─── SOURCE RECORDS

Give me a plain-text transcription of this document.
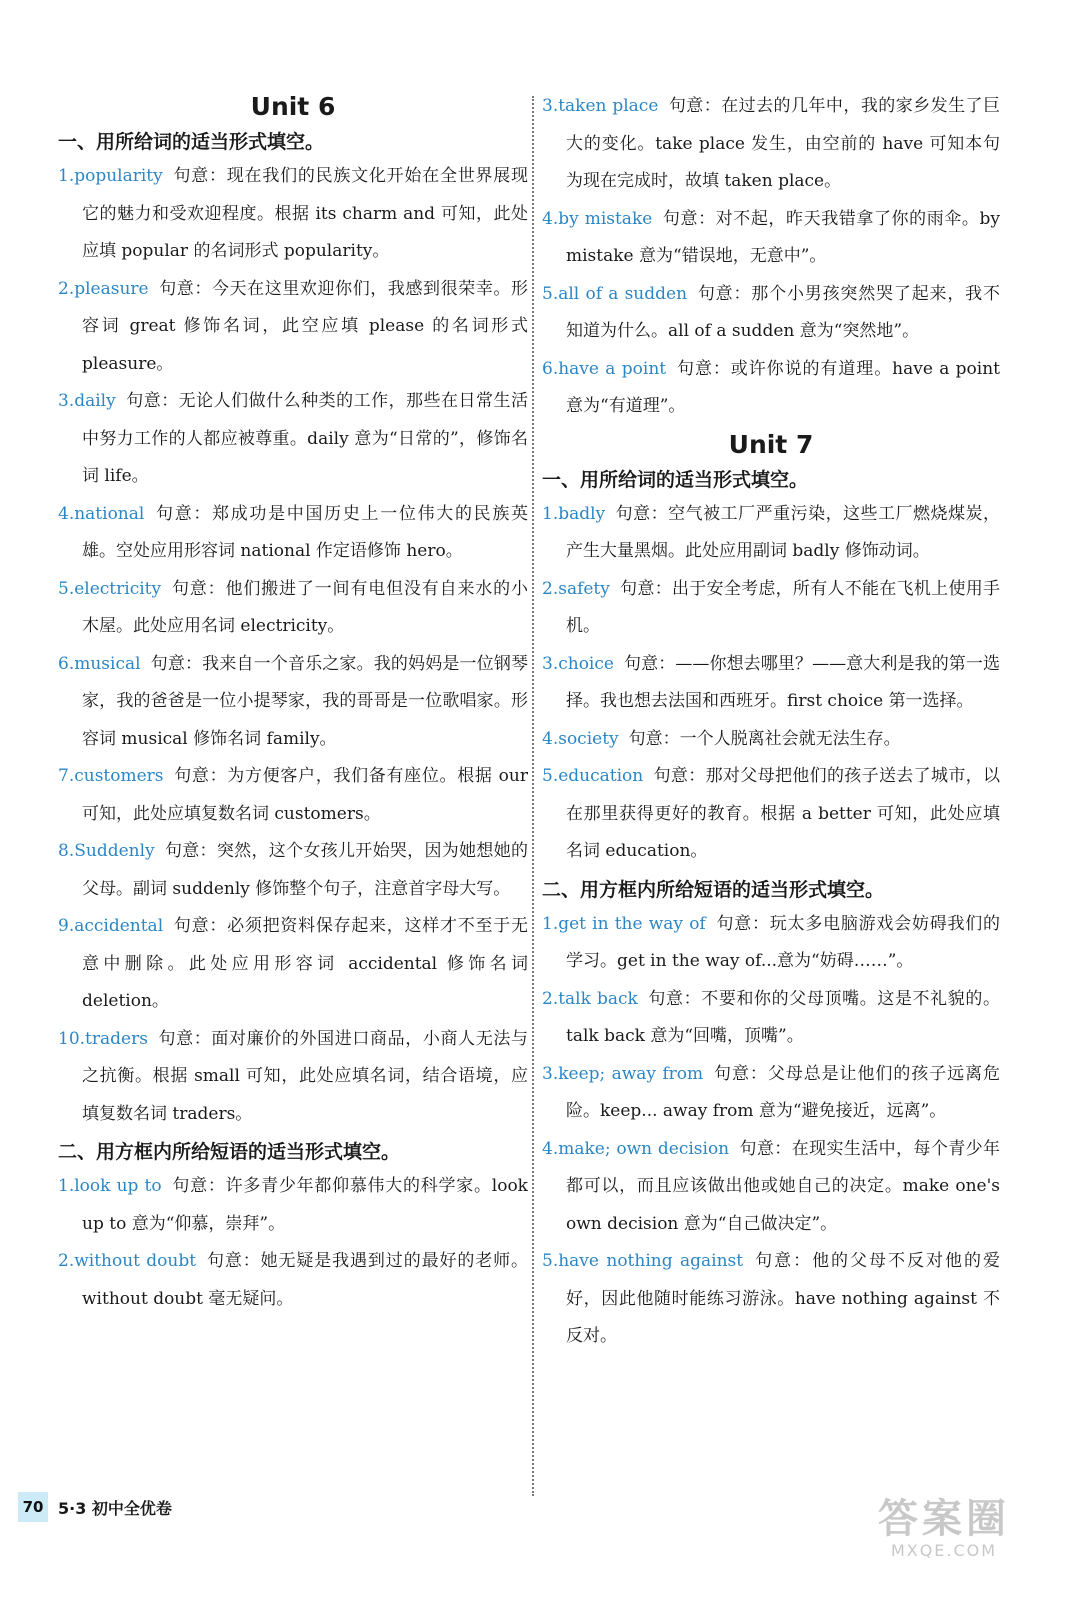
Unit 6
一、用所给词的适当形式填空。

1.popularity 句意：现在我们的民族文化开始在全世界展现它的魅力和受欢迎程度。根据 its charm and 可知，此处应填 popular 的名词形式 popularity。

2.pleasure 句意：今天在这里欢迎你们，我感到很荣幸。形容词 great 修饰名词，此空应填 please 的名词形式 pleasure。

3.daily 句意：无论人们做什么种类的工作，那些在日常生活中努力工作的人都应被尊重。daily 意为“日常的”，修饰名词 life。

4.national 句意：郑成功是中国历史上一位伟大的民族英雄。空处应用形容词 national 作定语修饰 hero。

5.electricity 句意：他们搬进了一间有电但没有自来水的小木屋。此处应用名词 electricity。

6.musical 句意：我来自一个音乐之家。我的妈妈是一位钢琴家，我的爸爸是一位小提琴家，我的哥哥是一位歌唱家。形容词 musical 修饰名词 family。

7.customers 句意：为方便客户，我们备有座位。根据 our 可知，此处应填复数名词 customers。

8.Suddenly 句意：突然，这个女孩儿开始哭，因为她想她的父母。副词 suddenly 修饰整个句子，注意首字母大写。

9.accidental 句意：必须把资料保存起来，这样才不至于无意中删除。此处应用形容词 accidental 修饰名词 deletion。

10.traders 句意：面对廉价的外国进口商品，小商人无法与之抗衡。根据 small 可知，此处应填名词，结合语境，应填复数名词 traders。

二、用方框内所给短语的适当形式填空。

1.look up to 句意：许多青少年都仰慕伟大的科学家。look up to 意为“仰慕，崇拜”。

2.without doubt 句意：她无疑是我遇到过的最好的老师。without doubt 毫无疑问。

3.taken place 句意：在过去的几年中，我的家乡发生了巨大的变化。take place 发生，由空前的 have 可知本句为现在完成时，故填 taken place。

4.by mistake 句意：对不起，昨天我错拿了你的雨伞。by mistake 意为“错误地，无意中”。

5.all of a sudden 句意：那个小男孩突然哭了起来，我不知道为什么。all of a sudden 意为“突然地”。

6.have a point 句意：或许你说的有道理。have a point 意为“有道理”。

Unit 7
一、用所给词的适当形式填空。

1.badly 句意：空气被工厂严重污染，这些工厂燃烧煤炭，产生大量黑烟。此处应用副词 badly 修饰动词。

2.safety 句意：出于安全考虑，所有人不能在飞机上使用手机。

3.choice 句意：——你想去哪里？——意大利是我的第一选择。我也想去法国和西班牙。first choice 第一选择。

4.society 句意：一个人脱离社会就无法生存。

5.education 句意：那对父母把他们的孩子送去了城市，以在那里获得更好的教育。根据 a better 可知，此处应填名词 education。

二、用方框内所给短语的适当形式填空。

1.get in the way of 句意：玩太多电脑游戏会妨碍我们的学习。get in the way of...意为“妨碍……”。

2.talk back 句意：不要和你的父母顶嘴。这是不礼貌的。talk back 意为“回嘴，顶嘴”。

3.keep; away from 句意：父母总是让他们的孩子远离危险。keep... away from 意为“避免接近，远离”。

4.make; own decision 句意：在现实生活中，每个青少年都可以，而且应该做出他或她自己的决定。make one's own decision 意为“自己做决定”。

5.have nothing against 句意：他的父母不反对他的爱好，因此他随时能练习游泳。have nothing against 不反对。

70 5·3 初中全优卷	答案圈
MXQE.COM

──────

**WRITTEN REQUEST:** Select every line in the records above that contains the word "have".

**EXERCISE RESPONSE:**
3.taken place 句意：在过去的几年中，我的家乡发生了巨大的变化。take place 发生，由空前的 have 可知本句为现在完成时，故填 taken place。
6.have a point 句意：或许你说的有道理。have a point 意为“有道理”。
5.have nothing against 句意：他的父母不反对他的爱好，因此他随时能练习游泳。have nothing against 不反对。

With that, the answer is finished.